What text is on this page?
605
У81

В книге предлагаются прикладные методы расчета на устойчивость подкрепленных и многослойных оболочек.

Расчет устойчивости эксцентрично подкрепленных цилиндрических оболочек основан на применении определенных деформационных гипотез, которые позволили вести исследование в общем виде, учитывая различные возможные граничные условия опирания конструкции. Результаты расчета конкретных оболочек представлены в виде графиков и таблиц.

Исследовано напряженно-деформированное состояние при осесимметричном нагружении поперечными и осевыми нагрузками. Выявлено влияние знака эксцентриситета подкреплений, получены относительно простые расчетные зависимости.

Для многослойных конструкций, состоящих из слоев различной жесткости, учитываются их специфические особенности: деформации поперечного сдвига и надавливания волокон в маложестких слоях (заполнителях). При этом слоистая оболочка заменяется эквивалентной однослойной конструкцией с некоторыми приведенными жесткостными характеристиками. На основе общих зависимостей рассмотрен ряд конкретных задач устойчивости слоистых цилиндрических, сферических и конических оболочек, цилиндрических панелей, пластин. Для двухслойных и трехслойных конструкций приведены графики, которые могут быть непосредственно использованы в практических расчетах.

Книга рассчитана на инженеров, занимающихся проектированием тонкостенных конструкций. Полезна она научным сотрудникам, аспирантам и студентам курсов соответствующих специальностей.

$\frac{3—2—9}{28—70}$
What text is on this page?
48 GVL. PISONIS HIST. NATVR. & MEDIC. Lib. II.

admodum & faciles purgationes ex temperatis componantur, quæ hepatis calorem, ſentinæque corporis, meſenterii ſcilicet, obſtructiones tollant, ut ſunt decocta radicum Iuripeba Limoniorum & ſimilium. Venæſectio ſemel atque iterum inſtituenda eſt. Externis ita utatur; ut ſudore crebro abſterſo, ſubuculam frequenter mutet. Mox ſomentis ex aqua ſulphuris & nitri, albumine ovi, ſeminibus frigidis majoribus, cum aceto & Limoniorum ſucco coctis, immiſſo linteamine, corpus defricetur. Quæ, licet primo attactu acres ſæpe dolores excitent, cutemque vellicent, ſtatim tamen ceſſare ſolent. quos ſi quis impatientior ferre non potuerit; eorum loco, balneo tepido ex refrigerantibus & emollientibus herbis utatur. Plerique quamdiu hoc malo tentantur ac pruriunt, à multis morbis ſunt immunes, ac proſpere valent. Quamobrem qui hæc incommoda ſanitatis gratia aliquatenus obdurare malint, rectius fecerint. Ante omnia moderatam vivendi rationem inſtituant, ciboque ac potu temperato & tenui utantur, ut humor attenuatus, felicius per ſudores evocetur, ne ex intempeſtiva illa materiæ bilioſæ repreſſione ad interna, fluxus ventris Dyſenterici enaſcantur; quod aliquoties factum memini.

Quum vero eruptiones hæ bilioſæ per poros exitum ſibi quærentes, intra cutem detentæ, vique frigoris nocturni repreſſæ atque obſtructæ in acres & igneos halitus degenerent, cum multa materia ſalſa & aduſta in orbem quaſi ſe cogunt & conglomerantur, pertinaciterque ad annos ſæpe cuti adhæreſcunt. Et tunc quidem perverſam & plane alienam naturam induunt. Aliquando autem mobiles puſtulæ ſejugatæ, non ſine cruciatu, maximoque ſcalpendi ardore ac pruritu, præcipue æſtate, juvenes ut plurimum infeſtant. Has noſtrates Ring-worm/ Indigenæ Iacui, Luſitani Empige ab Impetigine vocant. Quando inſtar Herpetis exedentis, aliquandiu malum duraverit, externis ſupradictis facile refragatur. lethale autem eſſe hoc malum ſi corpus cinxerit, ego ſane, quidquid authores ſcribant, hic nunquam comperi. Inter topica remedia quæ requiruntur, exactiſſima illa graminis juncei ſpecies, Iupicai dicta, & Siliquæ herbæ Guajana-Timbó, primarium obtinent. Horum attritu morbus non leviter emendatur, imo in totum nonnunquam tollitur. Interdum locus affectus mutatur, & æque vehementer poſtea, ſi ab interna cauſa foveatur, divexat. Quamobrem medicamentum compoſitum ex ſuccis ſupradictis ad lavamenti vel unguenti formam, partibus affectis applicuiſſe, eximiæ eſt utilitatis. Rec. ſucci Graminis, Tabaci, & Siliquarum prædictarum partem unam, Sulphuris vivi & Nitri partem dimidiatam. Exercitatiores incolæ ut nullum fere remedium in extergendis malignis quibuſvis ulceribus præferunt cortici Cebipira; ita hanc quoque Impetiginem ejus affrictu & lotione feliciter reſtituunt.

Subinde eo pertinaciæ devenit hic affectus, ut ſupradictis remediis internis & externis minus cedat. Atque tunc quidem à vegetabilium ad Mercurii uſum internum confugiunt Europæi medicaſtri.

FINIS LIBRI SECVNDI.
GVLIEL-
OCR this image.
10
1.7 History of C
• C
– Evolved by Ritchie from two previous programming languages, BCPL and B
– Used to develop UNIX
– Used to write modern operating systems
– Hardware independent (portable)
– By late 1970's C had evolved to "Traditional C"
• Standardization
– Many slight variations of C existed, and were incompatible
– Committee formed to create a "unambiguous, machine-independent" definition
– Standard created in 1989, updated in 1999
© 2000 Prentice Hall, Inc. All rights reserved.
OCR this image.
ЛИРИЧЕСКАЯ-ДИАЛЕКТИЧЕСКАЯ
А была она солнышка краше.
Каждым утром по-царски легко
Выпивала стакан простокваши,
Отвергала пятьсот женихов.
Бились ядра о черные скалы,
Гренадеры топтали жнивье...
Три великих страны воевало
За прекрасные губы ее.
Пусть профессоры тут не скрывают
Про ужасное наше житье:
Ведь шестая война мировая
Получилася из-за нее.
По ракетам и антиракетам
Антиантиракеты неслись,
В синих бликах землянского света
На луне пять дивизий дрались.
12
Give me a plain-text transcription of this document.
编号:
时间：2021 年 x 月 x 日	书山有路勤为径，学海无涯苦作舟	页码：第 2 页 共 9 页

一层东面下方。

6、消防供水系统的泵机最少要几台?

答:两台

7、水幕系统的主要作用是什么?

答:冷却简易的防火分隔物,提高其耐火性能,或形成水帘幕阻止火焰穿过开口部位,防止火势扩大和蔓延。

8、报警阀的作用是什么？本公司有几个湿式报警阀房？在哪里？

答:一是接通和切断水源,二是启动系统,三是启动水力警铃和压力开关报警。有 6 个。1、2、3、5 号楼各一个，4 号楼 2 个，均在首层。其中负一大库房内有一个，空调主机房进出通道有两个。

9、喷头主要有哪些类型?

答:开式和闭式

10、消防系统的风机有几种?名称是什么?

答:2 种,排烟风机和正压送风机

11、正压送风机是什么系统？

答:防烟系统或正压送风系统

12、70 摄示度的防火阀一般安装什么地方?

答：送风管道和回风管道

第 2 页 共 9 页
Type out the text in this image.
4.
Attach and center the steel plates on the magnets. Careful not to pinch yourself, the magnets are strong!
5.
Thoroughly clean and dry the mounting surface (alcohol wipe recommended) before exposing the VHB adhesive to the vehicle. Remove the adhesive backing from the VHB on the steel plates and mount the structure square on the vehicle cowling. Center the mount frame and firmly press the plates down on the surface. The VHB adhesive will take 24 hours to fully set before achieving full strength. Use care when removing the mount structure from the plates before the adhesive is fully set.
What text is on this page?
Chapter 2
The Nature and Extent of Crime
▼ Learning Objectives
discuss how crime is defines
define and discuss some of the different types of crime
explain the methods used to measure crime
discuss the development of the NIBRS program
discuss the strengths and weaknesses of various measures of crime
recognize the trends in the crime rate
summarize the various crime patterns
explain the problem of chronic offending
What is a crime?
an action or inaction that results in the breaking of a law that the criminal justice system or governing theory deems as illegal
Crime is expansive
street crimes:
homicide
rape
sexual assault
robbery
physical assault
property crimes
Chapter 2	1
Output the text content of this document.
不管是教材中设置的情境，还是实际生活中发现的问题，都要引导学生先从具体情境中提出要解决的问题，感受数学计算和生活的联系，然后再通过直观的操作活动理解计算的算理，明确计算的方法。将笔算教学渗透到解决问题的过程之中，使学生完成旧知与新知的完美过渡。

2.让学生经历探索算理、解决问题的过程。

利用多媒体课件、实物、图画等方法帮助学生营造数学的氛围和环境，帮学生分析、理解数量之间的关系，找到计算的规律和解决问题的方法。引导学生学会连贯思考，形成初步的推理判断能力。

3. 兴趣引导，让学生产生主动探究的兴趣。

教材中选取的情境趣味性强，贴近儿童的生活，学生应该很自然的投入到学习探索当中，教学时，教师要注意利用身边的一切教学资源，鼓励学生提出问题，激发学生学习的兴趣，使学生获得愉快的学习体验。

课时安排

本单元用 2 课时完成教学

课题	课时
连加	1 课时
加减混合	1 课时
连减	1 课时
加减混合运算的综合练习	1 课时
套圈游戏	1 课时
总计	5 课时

• • • •

#### [Problem to solve]
Count how many lines in the data contain the word "from", giving the number without comment.

#### [Written solution]
2